** START OF Extracted entries **

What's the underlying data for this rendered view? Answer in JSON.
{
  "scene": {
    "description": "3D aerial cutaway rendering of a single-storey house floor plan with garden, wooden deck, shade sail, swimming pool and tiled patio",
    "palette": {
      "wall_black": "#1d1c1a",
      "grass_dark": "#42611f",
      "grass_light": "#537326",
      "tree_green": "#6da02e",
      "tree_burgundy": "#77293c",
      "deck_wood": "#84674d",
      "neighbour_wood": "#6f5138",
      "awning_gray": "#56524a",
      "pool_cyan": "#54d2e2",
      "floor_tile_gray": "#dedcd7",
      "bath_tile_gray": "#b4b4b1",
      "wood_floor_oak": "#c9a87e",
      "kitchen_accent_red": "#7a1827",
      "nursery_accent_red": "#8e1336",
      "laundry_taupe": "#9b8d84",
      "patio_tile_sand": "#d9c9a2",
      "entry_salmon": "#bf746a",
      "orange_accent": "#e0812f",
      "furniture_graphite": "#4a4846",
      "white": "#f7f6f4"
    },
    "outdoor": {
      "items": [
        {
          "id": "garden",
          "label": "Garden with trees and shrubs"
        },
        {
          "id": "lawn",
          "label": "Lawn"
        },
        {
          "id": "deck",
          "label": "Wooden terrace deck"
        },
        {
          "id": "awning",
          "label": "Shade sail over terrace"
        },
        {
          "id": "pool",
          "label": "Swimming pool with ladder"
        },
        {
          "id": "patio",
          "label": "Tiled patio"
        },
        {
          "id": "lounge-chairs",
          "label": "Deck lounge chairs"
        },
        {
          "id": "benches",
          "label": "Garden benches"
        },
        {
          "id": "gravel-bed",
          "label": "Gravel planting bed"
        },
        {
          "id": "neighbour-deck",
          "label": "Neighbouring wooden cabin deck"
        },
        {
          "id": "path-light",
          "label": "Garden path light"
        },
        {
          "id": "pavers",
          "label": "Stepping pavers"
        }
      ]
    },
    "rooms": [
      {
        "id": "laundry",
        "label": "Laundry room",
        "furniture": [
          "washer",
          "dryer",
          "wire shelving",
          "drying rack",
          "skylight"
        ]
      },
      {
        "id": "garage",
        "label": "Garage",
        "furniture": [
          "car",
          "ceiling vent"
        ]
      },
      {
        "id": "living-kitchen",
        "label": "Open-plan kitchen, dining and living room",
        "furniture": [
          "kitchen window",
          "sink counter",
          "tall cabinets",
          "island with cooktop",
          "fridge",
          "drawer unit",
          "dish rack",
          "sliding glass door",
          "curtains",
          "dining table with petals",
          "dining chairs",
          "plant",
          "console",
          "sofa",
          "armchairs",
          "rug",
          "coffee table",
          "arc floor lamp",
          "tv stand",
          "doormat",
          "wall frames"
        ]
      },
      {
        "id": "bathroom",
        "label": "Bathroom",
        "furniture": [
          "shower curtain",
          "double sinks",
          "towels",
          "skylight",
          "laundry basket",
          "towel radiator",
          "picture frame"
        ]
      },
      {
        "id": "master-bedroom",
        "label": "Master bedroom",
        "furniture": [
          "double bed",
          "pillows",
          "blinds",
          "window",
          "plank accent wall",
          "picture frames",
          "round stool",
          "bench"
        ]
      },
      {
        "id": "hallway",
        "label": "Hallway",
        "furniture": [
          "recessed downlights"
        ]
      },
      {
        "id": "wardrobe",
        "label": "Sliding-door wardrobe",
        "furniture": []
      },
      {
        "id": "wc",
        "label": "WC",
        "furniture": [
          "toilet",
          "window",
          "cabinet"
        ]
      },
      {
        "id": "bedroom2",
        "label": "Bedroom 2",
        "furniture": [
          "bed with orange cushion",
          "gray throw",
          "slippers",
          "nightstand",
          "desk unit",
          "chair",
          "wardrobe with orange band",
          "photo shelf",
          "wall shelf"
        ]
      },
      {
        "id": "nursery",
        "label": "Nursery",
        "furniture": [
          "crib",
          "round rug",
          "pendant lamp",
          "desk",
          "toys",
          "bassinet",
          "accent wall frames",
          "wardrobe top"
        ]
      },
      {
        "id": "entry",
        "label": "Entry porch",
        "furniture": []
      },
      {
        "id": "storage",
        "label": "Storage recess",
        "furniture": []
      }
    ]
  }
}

** END OF Extracted entries **

(The request):
Can you reproduce all the material exactly?

(Exercise result):
What's the underlying data for this rendered view? Answer in JSON.
{
  "scene": {
    "description": "3D aerial cutaway rendering of a single-storey house floor plan with garden, wooden deck, shade sail, swimming pool and tiled patio",
    "palette": {
      "wall_black": "#1d1c1a",
      "grass_dark": "#42611f",
      "grass_light": "#537326",
      "tree_green": "#6da02e",
      "tree_burgundy": "#77293c",
      "deck_wood": "#84674d",
      "neighbour_wood": "#6f5138",
      "awning_gray": "#56524a",
      "pool_cyan": "#54d2e2",
      "floor_tile_gray": "#dedcd7",
      "bath_tile_gray": "#b4b4b1",
      "wood_floor_oak": "#c9a87e",
      "kitchen_accent_red": "#7a1827",
      "nursery_accent_red": "#8e1336",
      "laundry_taupe": "#9b8d84",
      "patio_tile_sand": "#d9c9a2",
      "entry_salmon": "#bf746a",
      "orange_accent": "#e0812f",
      "furniture_graphite": "#4a4846",
      "white": "#f7f6f4"
    },
    "outdoor": {
      "items": [
        {
          "id": "garden",
          "label": "Garden with trees and shrubs"
        },
        {
          "id": "lawn",
          "label": "Lawn"
        },
        {
          "id": "deck",
          "label": "Wooden terrace deck"
        },
        {
          "id": "awning",
          "label": "Shade sail over terrace"
        },
        {
          "id": "pool",
          "label": "Swimming pool with ladder"
        },
        {
          "id": "patio",
          "label": "Tiled patio"
        },
        {
          "id": "lounge-chairs",
          "label": "Deck lounge chairs"
        },
        {
          "id": "benches",
          "label": "Garden benches"
        },
        {
          "id": "gravel-bed",
          "label": "Gravel planting bed"
        },
        {
          "id": "neighbour-deck",
          "label": "Neighbouring wooden cabin deck"
        },
        {
          "id": "path-light",
          "label": "Garden path light"
        },
        {
          "id": "pavers",
          "label": "Stepping pavers"
        }
      ]
    },
    "rooms": [
      {
        "id": "laundry",
        "label": "Laundry room",
        "furniture": [
          "washer",
          "dryer",
          "wire shelving",
          "drying rack",
          "skylight"
        ]
      },
      {
        "id": "garage",
        "label": "Garage",
        "furniture": [
          "car",
          "ceiling vent"
        ]
      },
      {
        "id": "living-kitchen",
        "label": "Open-plan kitchen, dining and living room",
        "furniture": [
          "kitchen window",
          "sink counter",
          "tall cabinets",
          "island with cooktop",
          "fridge",
          "drawer unit",
          "dish rack",
          "sliding glass door",
          "curtains",
          "dining table with petals",
          "dining chairs",
          "plant",
          "console",
          "sofa",
          "armchairs",
          "rug",
          "coffee table",
          "arc floor lamp",
          "tv stand",
          "doormat",
          "wall frames"
        ]
      },
      {
        "id": "bathroom",
        "label": "Bathroom",
        "furniture": [
          "shower curtain",
          "double sinks",
          "towels",
          "skylight",
          "laundry basket",
          "towel radiator",
          "picture frame"
        ]
      },
      {
        "id": "master-bedroom",
        "label": "Master bedroom",
        "furniture": [
          "double bed",
          "pillows",
          "blinds",
          "window",
          "plank accent wall",
          "picture frames",
          "round stool",
          "bench"
        ]
      },
      {
        "id": "hallway",
        "label": "Hallway",
        "furniture": [
          "recessed downlights"
        ]
      },
      {
        "id": "wardrobe",
        "label": "Sliding-door wardrobe",
        "furniture": []
      },
      {
        "id": "wc",
        "label": "WC",
        "furniture": [
          "toilet",
          "window",
          "cabinet"
        ]
      },
      {
        "id": "bedroom2",
        "label": "Bedroom 2",
        "furniture": [
          "bed with orange cushion",
          "gray throw",
          "slippers",
          "nightstand",
          "desk unit",
          "chair",
          "wardrobe with orange band",
          "photo shelf",
          "wall shelf"
        ]
      },
      {
        "id": "nursery",
        "label": "Nursery",
        "furniture": [
          "crib",
          "round rug",
          "pendant lamp",
          "desk",
          "toys",
          "bassinet",
          "accent wall frames",
          "wardrobe top"
        ]
      },
      {
        "id": "entry",
        "label": "Entry porch",
        "furniture": []
      },
      {
        "id": "storage",
        "label": "Storage recess",
        "furniture": []
      }
    ]
  }
}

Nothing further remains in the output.